Every line that holds "name" should be shown.

▸ Data items:
· · · ·
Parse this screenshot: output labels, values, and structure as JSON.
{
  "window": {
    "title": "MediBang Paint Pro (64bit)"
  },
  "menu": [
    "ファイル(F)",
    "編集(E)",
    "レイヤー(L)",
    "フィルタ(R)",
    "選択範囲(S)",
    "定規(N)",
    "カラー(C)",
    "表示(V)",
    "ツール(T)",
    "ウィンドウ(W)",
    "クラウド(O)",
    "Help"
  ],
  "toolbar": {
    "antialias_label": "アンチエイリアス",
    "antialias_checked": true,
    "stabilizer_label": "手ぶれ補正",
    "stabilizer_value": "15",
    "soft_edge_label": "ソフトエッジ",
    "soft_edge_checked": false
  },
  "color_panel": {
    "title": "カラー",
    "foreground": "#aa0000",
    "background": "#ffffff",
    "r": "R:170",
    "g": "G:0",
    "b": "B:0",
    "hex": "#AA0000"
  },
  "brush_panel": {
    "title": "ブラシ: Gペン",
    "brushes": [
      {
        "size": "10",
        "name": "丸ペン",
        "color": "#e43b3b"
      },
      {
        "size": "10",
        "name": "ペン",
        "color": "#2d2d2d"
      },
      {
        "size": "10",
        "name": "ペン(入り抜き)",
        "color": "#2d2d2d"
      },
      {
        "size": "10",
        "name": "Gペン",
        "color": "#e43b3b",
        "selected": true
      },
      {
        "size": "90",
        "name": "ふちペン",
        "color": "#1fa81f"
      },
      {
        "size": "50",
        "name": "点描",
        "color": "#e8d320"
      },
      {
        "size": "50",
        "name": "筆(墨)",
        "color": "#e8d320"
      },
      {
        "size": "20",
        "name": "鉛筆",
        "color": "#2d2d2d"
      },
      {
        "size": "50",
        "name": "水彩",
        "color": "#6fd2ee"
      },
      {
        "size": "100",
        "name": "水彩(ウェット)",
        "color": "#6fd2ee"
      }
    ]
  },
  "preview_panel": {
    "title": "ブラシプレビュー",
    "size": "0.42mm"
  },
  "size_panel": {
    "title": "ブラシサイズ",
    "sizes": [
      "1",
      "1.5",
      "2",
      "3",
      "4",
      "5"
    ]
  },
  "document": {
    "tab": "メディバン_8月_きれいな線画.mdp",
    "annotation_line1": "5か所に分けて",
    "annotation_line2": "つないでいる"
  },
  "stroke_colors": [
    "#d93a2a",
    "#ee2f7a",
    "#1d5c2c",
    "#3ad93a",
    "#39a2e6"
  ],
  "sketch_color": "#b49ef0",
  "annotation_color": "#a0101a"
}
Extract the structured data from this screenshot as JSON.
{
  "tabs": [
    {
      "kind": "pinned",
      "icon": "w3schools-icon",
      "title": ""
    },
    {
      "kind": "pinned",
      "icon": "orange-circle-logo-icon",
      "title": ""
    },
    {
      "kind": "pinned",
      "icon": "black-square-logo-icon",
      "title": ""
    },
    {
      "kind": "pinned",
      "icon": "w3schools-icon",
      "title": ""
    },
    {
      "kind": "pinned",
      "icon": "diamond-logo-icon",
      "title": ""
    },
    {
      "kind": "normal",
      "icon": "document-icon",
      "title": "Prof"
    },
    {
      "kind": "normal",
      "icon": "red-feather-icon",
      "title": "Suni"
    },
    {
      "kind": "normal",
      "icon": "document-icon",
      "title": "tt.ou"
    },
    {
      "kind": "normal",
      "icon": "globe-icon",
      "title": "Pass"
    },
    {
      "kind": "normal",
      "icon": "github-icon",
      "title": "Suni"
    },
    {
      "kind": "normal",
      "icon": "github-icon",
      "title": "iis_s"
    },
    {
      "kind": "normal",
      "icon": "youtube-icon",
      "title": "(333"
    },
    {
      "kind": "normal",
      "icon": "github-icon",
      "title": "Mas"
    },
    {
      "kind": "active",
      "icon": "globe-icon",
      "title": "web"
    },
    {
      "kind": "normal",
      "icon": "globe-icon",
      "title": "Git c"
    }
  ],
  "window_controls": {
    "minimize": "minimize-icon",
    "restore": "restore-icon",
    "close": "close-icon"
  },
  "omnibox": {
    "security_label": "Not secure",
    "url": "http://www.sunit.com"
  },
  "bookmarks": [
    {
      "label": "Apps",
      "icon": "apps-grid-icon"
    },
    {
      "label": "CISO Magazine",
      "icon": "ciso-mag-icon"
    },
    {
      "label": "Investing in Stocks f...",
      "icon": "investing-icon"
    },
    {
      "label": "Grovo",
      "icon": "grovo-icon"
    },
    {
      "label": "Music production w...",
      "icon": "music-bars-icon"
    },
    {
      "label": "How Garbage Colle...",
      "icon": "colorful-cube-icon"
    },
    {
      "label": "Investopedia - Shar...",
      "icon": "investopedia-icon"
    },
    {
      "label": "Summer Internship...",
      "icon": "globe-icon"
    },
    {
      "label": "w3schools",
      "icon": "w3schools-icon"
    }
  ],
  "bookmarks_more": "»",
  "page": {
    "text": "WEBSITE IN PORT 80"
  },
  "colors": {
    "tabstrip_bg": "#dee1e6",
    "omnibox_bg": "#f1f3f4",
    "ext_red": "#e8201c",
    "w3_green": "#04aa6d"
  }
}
· · · ·
▸ Reply:
        "name": "丸ペン",
        "name": "ペン",
        "name": "ペン(入り抜き)",
        "name": "Gペン",
        "name": "ふちペン",
        "name": "点描",
        "name": "筆(墨)",
        "name": "鉛筆",
        "name": "水彩",
        "name": "水彩(ウェット)",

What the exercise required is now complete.